++++ Extracted information
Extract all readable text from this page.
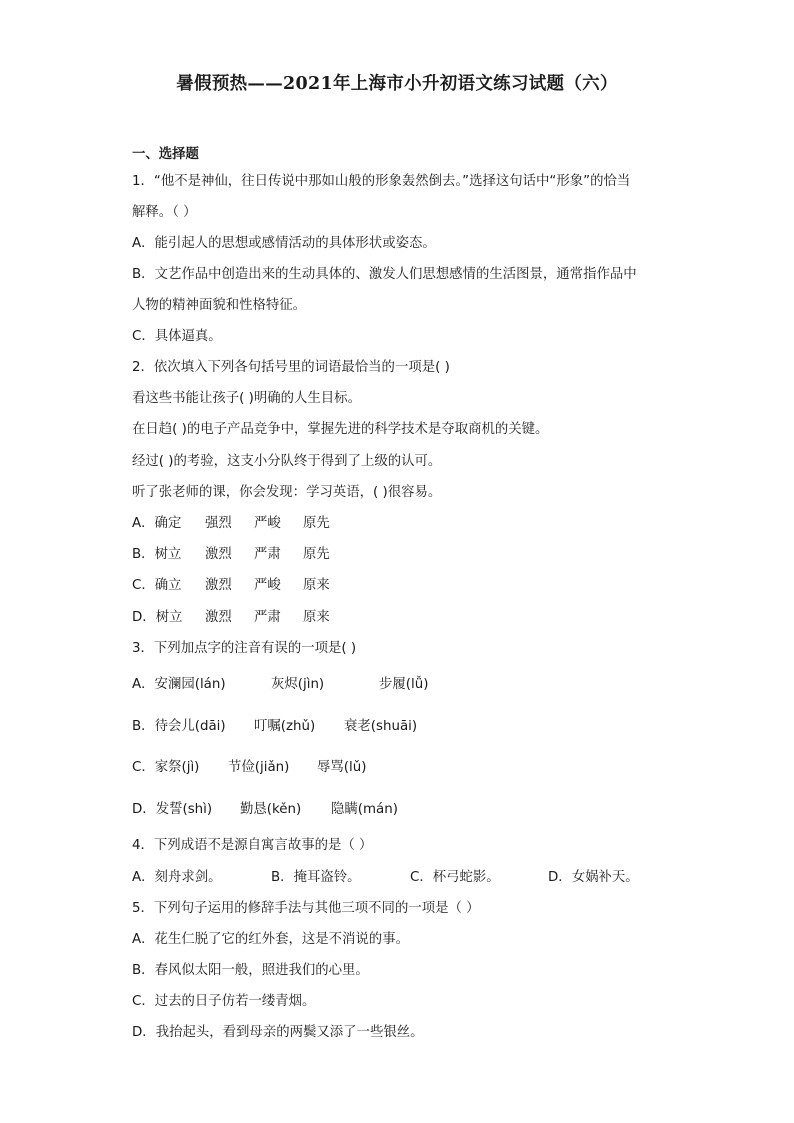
暑假预热——2021年上海市小升初语文练习试题（六）
一、选择题
1．“他不是神仙，往日传说中那如山般的形象轰然倒去。”选择这句话中“形象”的恰当
解释。（ ）
A．能引起人的思想或感情活动的具体形状或姿态。
B．文艺作品中创造出来的生动具体的、激发人们思想感情的生活图景，通常指作品中
人物的精神面貌和性格特征。
C．具体逼真。
2．依次填入下列各句括号里的词语最恰当的一项是( )
看这些书能让孩子( )明确的人生目标。
在日趋( )的电子产品竞争中，掌握先进的科学技术是夺取商机的关键。
经过( )的考验，这支小分队终于得到了上级的认可。
听了张老师的课，你会发现：学习英语，( )很容易。
A．确定 强烈 严峻 原先
B．树立 激烈 严肃 原先
C．确立 激烈 严峻 原来
D．树立 激烈 严肃 原来
3．下列加点字的注音有误的一项是( )
A．安澜园(lán)	灰烬(jìn)	步履(lǚ)
B．待会儿(dāi) 叮嘱(zhǔ) 衰老(shuāi)
C．家祭(jì) 节俭(jiǎn) 辱骂(lǔ)
D．发誓(shì) 勤恳(kěn) 隐瞒(mán)
4．下列成语不是源自寓言故事的是（ ）
A．刻舟求剑。	B．掩耳盗铃。	C．杯弓蛇影。	D．女娲补天。
5．下列句子运用的修辞手法与其他三项不同的一项是（ ）
A．花生仁脱了它的红外套，这是不消说的事。
B．春风似太阳一般，照进我们的心里。
C．过去的日子仿若一缕青烟。
D．我抬起头，看到母亲的两鬓又添了一些银丝。
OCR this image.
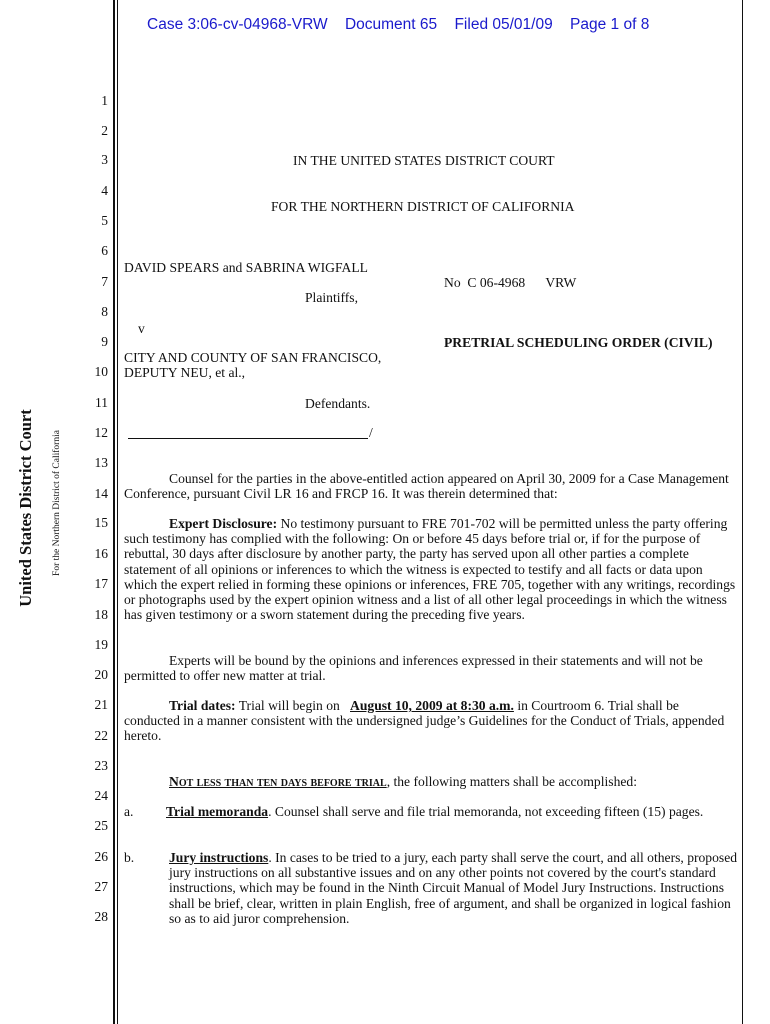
Case 3:06-cv-04968-VRW Document 65 Filed 05/01/09 Page 1 of 8
United States District Court For the Northern District of California
1
2
3
4
5
6
7
8
9
10
11
12
13
14
15
16
17
18
19
20
21
22
23
24
25
26
27
28
IN THE UNITED STATES DISTRICT COURT
FOR THE NORTHERN DISTRICT OF CALIFORNIA
DAVID SPEARS and SABRINA WIGFALL
No  C 06-4968      VRW
Plaintiffs,
v
PRETRIAL SCHEDULING ORDER (CIVIL)
CITY AND COUNTY OF SAN FRANCISCO,
DEPUTY NEU, et al.,
Defendants.
/
Counsel for the parties in the above-entitled action appeared on April 30, 2009 for a Case Management Conference, pursuant Civil LR 16 and FRCP 16. It was therein determined that:
Expert Disclosure: No testimony pursuant to FRE 701-702 will be permitted unless the party offering such testimony has complied with the following: On or before 45 days before trial or, if for the purpose of rebuttal, 30 days after disclosure by another party, the party has served upon all other parties a complete statement of all opinions or inferences to which the witness is expected to testify and all facts or data upon which the expert relied in forming these opinions or inferences, FRE 705, together with any writings, recordings or photographs used by the expert opinion witness and a list of all other legal proceedings in which the witness has given testimony or a sworn statement during the preceding five years.
Experts will be bound by the opinions and inferences expressed in their statements and will not be permitted to offer new matter at trial.
Trial dates: Trial will begin on August 10, 2009 at 8:30 a.m. in Courtroom 6. Trial shall be conducted in a manner consistent with the undersigned judge’s Guidelines for the Conduct of Trials, appended hereto.
Not less than ten days before trial, the following matters shall be accomplished:
a. Trial memoranda. Counsel shall serve and file trial memoranda, not exceeding fifteen (15) pages.
b.	Jury instructions. In cases to be tried to a jury, each party shall serve the court, and all others, proposed jury instructions on all substantive issues and on any other points not covered by the court's standard instructions, which may be found in the Ninth Circuit Manual of Model Jury Instructions. Instructions shall be brief, clear, written in plain English, free of argument, and shall be organized in logical fashion so as to aid juror comprehension.
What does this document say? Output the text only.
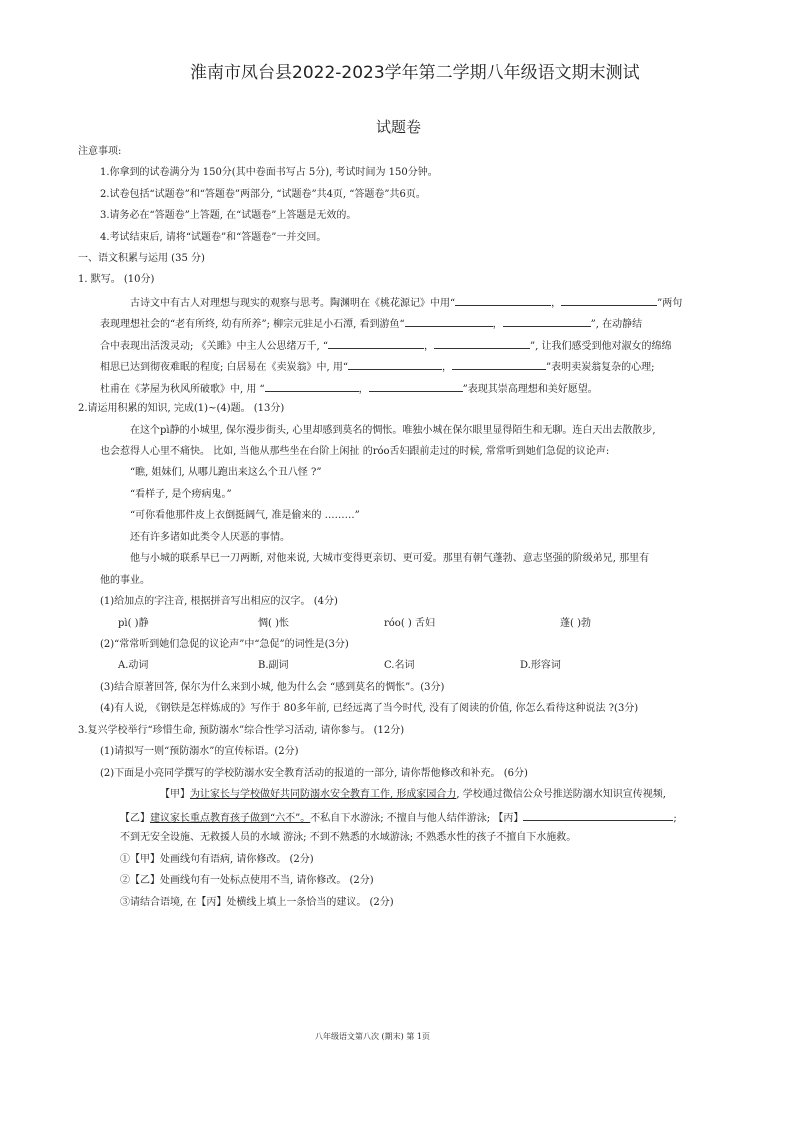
淮南市凤台县2022-2023学年第二学期八年级语文期末测试
试题卷
注意事项:
1.你拿到的试卷满分为 150分(其中卷面书写占 5分), 考试时间为 150分钟。
2.试卷包括“试题卷”和“答题卷”两部分, “试题卷”共4页, “答题卷”共6页。
3.请务必在“答题卷”上答题, 在“试题卷”上答题是无效的。
4.考试结束后, 请将“试题卷”和“答题卷”一并交回。
一、语文积累与运用 (35 分)
1. 默写。 (10分)
古诗文中有古人对理想与现实的观察与思考。陶渊明在《桃花源记》中用“	，	”两句
表现理想社会的“老有所终, 幼有所养”; 柳宗元驻足小石潭, 看到游鱼“	，	”, 在动静结
合中表现出活泼灵动; 《关雎》中主人公思绪万千, “	，	”, 让我们感受到他对淑女的绵绵
相思已达到彻夜难眠的程度; 白居易在《卖炭翁》中, 用“	，	”表明卖炭翁复杂的心理;
杜甫在《茅屋为秋风所破歌》中, 用 “	，	”表现其崇高理想和美好愿望。
2.请运用积累的知识, 完成(1)~(4)题。 (13分)
在这个pì静的小城里, 保尔漫步街头, 心里却感到莫名的惆怅。唯独小城在保尔眼里显得陌生和无聊。连白天出去散散步,
也会惹得人心里不痛快。 比如, 当他从那些坐在台阶上闲扯 的róo舌妇跟前走过的时候, 常常听到她们急促的议论声:
“瞧, 姐妹们, 从哪儿跑出来这么个丑八怪 ?”
“看样子, 是个痨病鬼。”
“可你看他那件皮上衣倒挺阔气, 准是偷来的 ………”
还有许多诸如此类令人厌恶的事情。
他与小城的联系早已一刀两断, 对他来说, 大城市变得更亲切、更可爱。那里有朝气蓬勃、意志坚强的阶级弟兄, 那里有
他的事业。
(1)给加点的字注音, 根据拼音写出相应的汉字。 (4分)
pì( )静	惆( )怅	róo( ) 舌妇	蓬( )勃
(2)“常常听到她们急促的议论声”中“急促”的词性是(3分)
A.动词	B.副词	C.名词	D.形容词
(3)结合原著回答, 保尔为什么来到小城, 他为什么会 “感到莫名的惆怅”。(3分)
(4)有人说, 《钢铁是怎样炼成的》写作于 80多年前, 已经远离了当今时代, 没有了阅读的价值, 你怎么看待这种说法 ?(3分)
3.复兴学校举行“珍惜生命, 预防溺水”综合性学习活动, 请你参与。 (12分)
(1)请拟写一则“预防溺水”的宣传标语。(2分)
(2)下面是小亮同学撰写的学校防溺水安全教育活动的报道的一部分, 请你帮他修改和补充。 (6分)
【甲】为让家长与学校做好共同防溺水安全教育工作, 形成家园合力, 学校通过微信公众号推送防溺水知识宣传视频,
【乙】建议家长重点教育孩子做到“六不”。不私自下水游泳; 不擅自与他人结伴游泳; 【丙】	;
不到无安全设施、无救援人员的水域 游泳; 不到不熟悉的水域游泳; 不熟悉水性的孩子不擅自下水施救。
①【甲】处画线句有语病, 请你修改。 (2分)
②【乙】处画线句有一处标点使用不当, 请你修改。 (2分)
③请结合语境, 在【丙】处横线上填上一条恰当的建议。 (2分)
八年级语文第八次 (期末) 第 1页
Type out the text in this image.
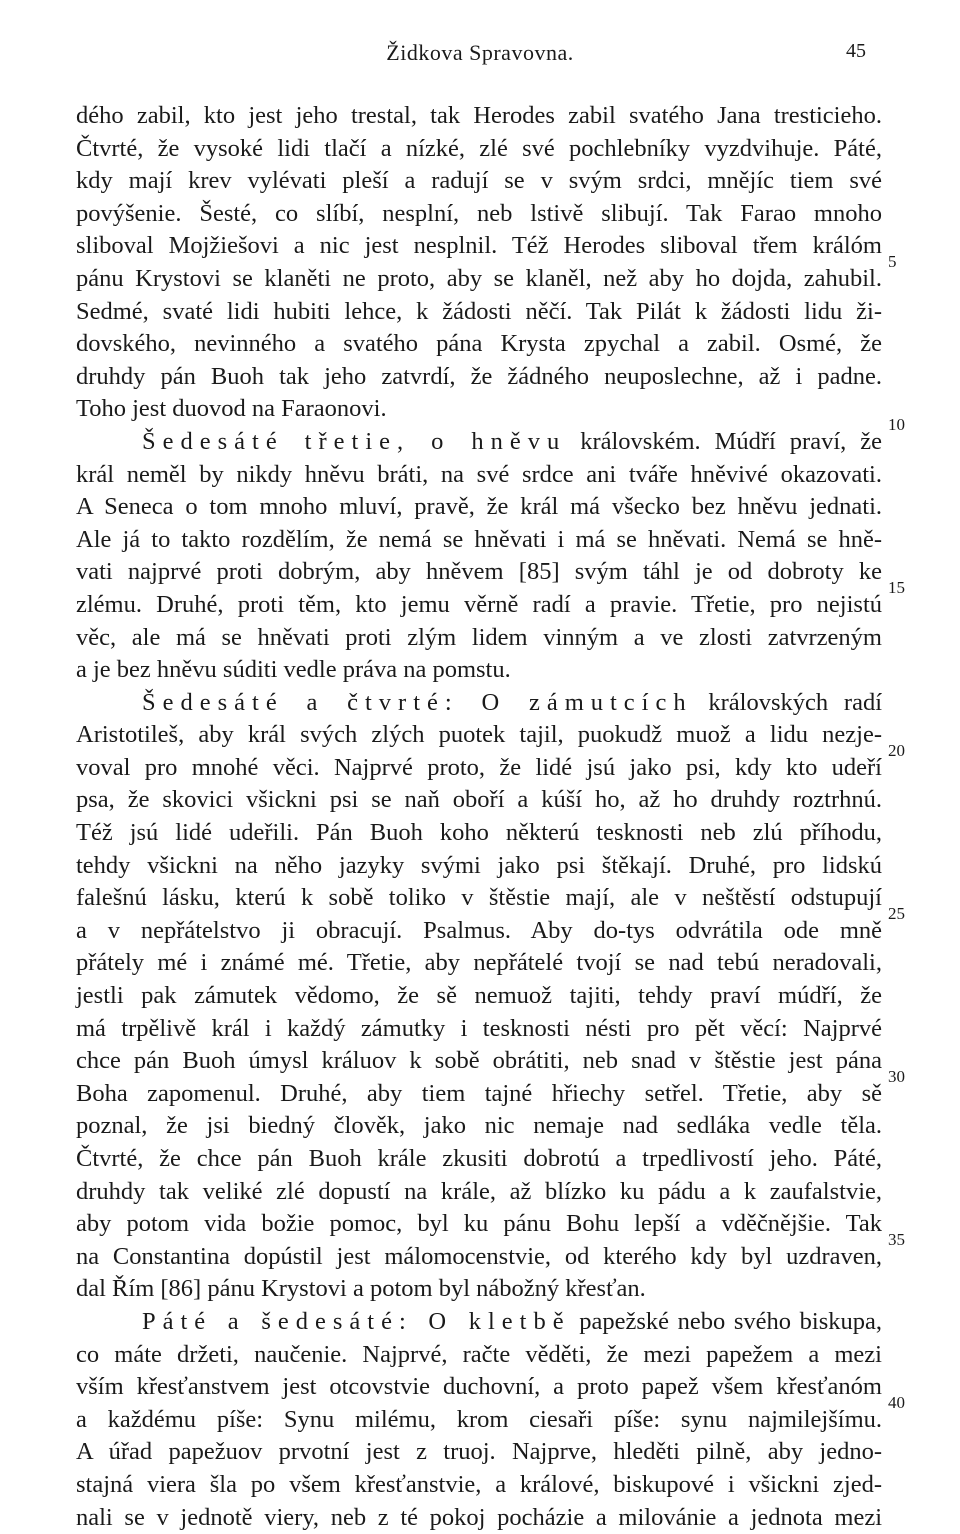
Židkova Spravovna.	45
dého zabil, kto jest jeho trestal, tak Herodes zabil svatého Jana tresticieho.
Čtvrté, že vysoké lidi tlačí a nízké, zlé své pochlebníky vyzdvihuje. Páté,
kdy mají krev vylévati pleší a radují se v svým srdci, mnějíc tiem své
povýšenie. Šesté, co slíbí, nesplní, neb lstivě slibují. Tak Farao mnoho
sliboval Mojžiešovi a nic jest nesplnil. Též Herodes sliboval třem králóm
pánu Krystovi se klaněti ne proto, aby se klaněl, než aby ho dojda, zahubil.
Sedmé, svaté lidi hubiti lehce, k žádosti něčí. Tak Pilát k žádosti lidu ži-
dovského, nevinného a svatého pána Krysta zpychal a zabil. Osmé, že
druhdy pán Buoh tak jeho zatvrdí, že žádného neuposlechne, až i padne.
Toho jest duovod na Faraonovi.
Šedesáté třetie, o hněvu královském. Múdří praví, že
král neměl by nikdy hněvu bráti, na své srdce ani tváře hněvivé okazovati.
A Seneca o tom mnoho mluví, pravě, že král má všecko bez hněvu jednati.
Ale já to takto rozdělím, že nemá se hněvati i má se hněvati. Nemá se hně-
vati najprvé proti dobrým, aby hněvem [85] svým táhl je od dobroty ke
zlému. Druhé, proti těm, kto jemu věrně radí a pravie. Třetie, pro nejistú
věc, ale má se hněvati proti zlým lidem vinným a ve zlosti zatvrzeným
a je bez hněvu súditi vedle práva na pomstu.
Šedesáté a čtvrté: O zámutcích královských radí
Aristotileš, aby král svých zlých puotek tajil, puokudž muož a lidu nezje-
voval pro mnohé věci. Najprvé proto, že lidé jsú jako psi, kdy kto udeří
psa, že skovici všickni psi se naň oboří a kúší ho, až ho druhdy roztrhnú.
Též jsú lidé udeřili. Pán Buoh koho některú tesknosti neb zlú příhodu,
tehdy všickni na něho jazyky svými jako psi štěkají. Druhé, pro lidskú
falešnú lásku, kterú k sobě toliko v štěstie mají, ale v neštěstí odstupují
a v nepřátelstvo ji obracují. Psalmus. Aby do-tys odvrátila ode mně
přátely mé i známé mé. Třetie, aby nepřátelé tvojí se nad tebú neradovali,
jestli pak zámutek vědomo, že sě nemuož tajiti, tehdy praví múdří, že
má trpělivě král i každý zámutky i tesknosti nésti pro pět věcí: Najprvé
chce pán Buoh úmysl králuov k sobě obrátiti, neb snad v štěstie jest pána
Boha zapomenul. Druhé, aby tiem tajné hřiechy setřel. Třetie, aby sě
poznal, že jsi biedný člověk, jako nic nemaje nad sedláka vedle těla.
Čtvrté, že chce pán Buoh krále zkusiti dobrotú a trpedlivostí jeho. Páté,
druhdy tak veliké zlé dopustí na krále, až blízko ku pádu a k zaufalstvie,
aby potom vida božie pomoc, byl ku pánu Bohu lepší a vděčnějšie. Tak
na Constantina dopústil jest málomocenstvie, od kterého kdy byl uzdraven,
dal Řím [86] pánu Krystovi a potom byl nábožný křesťan.
Páté a šedesáté: O kletbě papežské nebo svého biskupa,
co máte držeti, naučenie. Najprvé, račte věděti, že mezi papežem a mezi
vším křesťanstvem jest otcovstvie duchovní, a proto papež všem křesťanóm
a každému píše: Synu milému, krom ciesaři píše: synu najmilejšímu.
A úřad papežuov prvotní jest z truoj. Najprve, hleděti pilně, aby jedno-
stajná viera šla po všem křesťanstvie, a králové, biskupové i všickni zjed-
nali se v jednotě viery, neb z té pokoj pocházie a milovánie a jednota mezi
5
10
15
20
25
30
35
40
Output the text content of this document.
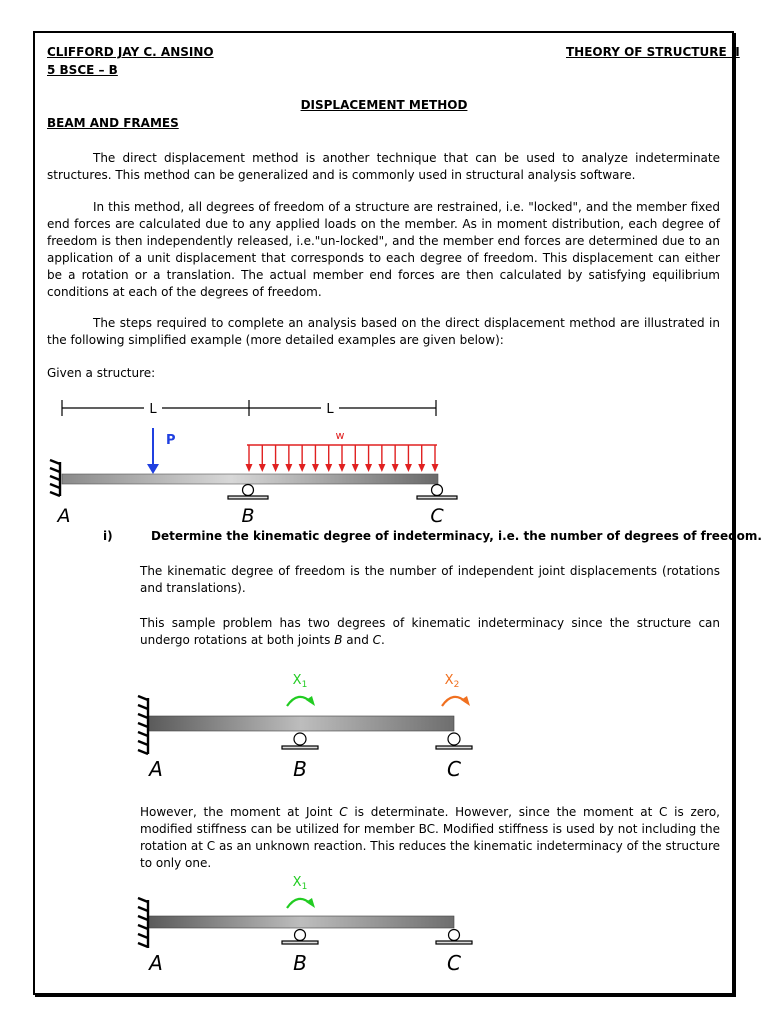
CLIFFORD JAY C. ANSINO
5 BSCE – B
THEORY OF STRUCTURE II
DISPLACEMENT METHOD
BEAM AND FRAMES
The direct displacement method is another technique that can be used to analyze indeterminate structures. This method can be generalized and is commonly used in structural analysis software.
In this method, all degrees of freedom of a structure are restrained, i.e. "locked", and the member fixed end forces are calculated due to any applied loads on the member. As in moment distribution, each degree of freedom is then independently released, i.e."un-locked", and the member end forces are determined due to an application of a unit displacement that corresponds to each degree of freedom. This displacement can either be a rotation or a translation. The actual member end forces are then calculated by satisfying equilibrium conditions at each of the degrees of freedom.
The steps required to complete an analysis based on the direct displacement method are illustrated in the following simplified example (more detailed examples are given below):
Given a structure:
L	L
P	w
A	B	C
i)	Determine the kinematic degree of indeterminacy, i.e. the number of degrees of freedom.
The kinematic degree of freedom is the number of independent joint displacements (rotations and translations).
This sample problem has two degrees of kinematic indeterminacy since the structure can undergo rotations at both joints B and C.
$X_1$	$X_2$
A	B	C
However, the moment at Joint C is determinate. However, since the moment at C is zero, modified stiffness can be utilized for member BC. Modified stiffness is used by not including the rotation at C as an unknown reaction. This reduces the kinematic indeterminacy of the structure to only one.
$X_1$
A	B	C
++++++++
Exercise brief →
Find the string "determined" in the listing and return every line that holds it.

Finished task →
Counsel for the parties in the above-entitled action appeared on April 30, 2009 for a Case Management Conference, pursuant Civil LR 16 and FRCP 16. It was therein determined that:
In this method, all degrees of freedom of a structure are restrained, i.e. "locked", and the member fixed end forces are calculated due to any applied loads on the member. As in moment distribution, each degree of freedom is then independently released, i.e."un-locked", and the member end forces are determined due to an application of a unit displacement that corresponds to each degree of freedom. This displacement can either be a rotation or a translation. The actual member end forces are then calculated by satisfying equilibrium conditions at each of the degrees of freedom.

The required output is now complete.